Stored data entries

========

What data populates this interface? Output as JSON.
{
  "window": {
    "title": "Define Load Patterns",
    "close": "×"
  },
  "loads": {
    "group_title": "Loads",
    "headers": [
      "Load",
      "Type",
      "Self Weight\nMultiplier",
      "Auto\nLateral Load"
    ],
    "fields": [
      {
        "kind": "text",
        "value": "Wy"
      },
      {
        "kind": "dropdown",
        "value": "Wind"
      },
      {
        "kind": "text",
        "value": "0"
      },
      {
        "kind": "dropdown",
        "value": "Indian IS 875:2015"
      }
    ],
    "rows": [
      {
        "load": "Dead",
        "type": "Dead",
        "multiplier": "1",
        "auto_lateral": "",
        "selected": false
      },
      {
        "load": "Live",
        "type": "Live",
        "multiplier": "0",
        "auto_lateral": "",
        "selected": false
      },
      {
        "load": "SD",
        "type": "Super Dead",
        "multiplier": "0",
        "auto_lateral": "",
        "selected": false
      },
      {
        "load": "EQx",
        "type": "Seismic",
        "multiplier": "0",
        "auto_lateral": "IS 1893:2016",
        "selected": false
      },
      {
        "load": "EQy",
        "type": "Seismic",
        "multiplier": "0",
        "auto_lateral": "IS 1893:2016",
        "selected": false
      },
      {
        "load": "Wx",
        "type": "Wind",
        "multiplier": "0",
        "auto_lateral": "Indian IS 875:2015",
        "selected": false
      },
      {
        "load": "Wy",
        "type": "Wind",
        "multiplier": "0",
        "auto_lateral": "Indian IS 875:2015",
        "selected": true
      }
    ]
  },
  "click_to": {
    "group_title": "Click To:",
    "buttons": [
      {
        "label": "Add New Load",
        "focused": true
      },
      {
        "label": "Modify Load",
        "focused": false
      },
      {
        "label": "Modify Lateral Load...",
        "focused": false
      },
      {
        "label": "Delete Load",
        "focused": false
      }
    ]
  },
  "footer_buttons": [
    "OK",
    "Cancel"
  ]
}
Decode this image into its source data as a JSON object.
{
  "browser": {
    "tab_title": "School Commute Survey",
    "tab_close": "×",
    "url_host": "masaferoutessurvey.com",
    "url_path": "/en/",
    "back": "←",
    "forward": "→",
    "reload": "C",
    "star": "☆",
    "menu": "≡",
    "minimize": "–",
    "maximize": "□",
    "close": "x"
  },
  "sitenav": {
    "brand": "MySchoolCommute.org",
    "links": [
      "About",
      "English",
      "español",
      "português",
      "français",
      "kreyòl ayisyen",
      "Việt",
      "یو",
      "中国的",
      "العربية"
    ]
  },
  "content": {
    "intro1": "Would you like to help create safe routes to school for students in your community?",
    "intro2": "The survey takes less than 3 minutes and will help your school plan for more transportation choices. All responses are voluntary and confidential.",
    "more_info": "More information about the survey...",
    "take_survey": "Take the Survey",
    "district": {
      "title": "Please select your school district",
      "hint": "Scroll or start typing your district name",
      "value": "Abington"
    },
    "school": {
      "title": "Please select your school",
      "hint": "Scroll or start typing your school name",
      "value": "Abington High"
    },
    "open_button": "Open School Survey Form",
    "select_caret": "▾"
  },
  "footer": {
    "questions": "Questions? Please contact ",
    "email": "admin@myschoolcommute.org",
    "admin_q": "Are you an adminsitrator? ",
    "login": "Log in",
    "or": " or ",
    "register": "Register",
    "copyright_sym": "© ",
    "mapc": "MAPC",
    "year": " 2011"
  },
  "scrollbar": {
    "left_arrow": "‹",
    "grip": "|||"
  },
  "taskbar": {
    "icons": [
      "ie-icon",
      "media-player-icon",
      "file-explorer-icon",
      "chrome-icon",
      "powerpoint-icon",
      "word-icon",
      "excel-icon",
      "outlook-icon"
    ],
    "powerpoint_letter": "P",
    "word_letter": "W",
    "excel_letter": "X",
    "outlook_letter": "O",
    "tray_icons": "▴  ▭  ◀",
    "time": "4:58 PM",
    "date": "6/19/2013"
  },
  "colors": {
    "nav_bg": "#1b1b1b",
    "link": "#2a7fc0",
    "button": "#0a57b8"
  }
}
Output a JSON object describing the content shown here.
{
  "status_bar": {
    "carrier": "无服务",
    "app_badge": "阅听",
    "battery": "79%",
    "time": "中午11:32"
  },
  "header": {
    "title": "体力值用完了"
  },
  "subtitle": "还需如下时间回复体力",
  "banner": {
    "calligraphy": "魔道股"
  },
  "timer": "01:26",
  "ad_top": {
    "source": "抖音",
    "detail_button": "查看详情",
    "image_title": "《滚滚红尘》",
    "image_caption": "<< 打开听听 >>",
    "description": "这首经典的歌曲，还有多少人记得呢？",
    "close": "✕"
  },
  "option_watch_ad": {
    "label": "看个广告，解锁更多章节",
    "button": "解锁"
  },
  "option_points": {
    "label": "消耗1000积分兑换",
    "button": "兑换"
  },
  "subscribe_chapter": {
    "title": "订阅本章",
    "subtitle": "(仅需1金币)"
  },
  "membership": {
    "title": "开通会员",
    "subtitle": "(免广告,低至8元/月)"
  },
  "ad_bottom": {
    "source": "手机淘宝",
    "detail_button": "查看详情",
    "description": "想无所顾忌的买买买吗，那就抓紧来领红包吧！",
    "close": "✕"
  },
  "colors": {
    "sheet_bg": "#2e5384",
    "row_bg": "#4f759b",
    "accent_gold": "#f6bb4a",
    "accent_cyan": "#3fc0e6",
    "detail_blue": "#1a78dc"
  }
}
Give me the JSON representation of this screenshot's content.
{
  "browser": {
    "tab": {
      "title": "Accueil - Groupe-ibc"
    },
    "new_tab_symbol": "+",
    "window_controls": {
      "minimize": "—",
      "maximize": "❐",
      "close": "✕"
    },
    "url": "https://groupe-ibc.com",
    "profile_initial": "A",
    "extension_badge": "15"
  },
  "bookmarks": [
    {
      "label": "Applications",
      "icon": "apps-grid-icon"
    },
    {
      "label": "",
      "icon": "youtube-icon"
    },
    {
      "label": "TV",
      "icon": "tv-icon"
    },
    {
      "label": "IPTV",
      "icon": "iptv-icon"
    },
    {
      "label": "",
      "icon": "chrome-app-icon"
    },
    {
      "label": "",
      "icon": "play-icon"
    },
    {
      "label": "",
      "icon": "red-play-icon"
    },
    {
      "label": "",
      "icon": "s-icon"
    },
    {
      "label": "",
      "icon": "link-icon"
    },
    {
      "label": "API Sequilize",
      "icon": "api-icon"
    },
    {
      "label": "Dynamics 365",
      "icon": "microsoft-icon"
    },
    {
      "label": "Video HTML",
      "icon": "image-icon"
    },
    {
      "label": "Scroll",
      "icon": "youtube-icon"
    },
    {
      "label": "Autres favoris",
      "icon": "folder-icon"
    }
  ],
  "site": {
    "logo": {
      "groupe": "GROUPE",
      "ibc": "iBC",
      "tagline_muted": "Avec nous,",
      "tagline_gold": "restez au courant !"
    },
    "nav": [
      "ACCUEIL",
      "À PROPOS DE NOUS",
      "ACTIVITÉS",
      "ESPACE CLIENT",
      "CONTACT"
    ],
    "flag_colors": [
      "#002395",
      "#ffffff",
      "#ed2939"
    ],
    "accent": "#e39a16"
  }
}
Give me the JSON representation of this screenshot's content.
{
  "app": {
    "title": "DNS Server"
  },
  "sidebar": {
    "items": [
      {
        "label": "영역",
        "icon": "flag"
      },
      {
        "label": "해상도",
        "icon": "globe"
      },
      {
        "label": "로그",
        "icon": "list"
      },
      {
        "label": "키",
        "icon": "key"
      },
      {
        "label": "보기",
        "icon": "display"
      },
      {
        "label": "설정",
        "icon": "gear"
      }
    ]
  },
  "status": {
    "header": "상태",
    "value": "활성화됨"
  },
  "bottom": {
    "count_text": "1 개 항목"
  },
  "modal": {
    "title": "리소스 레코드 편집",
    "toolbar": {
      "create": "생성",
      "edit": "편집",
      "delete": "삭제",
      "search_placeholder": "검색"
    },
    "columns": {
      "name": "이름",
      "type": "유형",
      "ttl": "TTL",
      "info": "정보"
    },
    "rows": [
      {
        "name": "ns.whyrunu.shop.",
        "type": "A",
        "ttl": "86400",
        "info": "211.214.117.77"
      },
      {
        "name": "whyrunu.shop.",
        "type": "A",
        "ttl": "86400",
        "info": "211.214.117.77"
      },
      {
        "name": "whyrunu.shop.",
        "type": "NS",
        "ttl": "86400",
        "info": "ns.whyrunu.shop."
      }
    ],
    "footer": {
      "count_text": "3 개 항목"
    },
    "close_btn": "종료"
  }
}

========

*Your task*:
Write out every line of the listing that holds the word "create".

*Task response*:
    "intro1": "Would you like to help create safe routes to school for students in your community?",
      "create": "생성",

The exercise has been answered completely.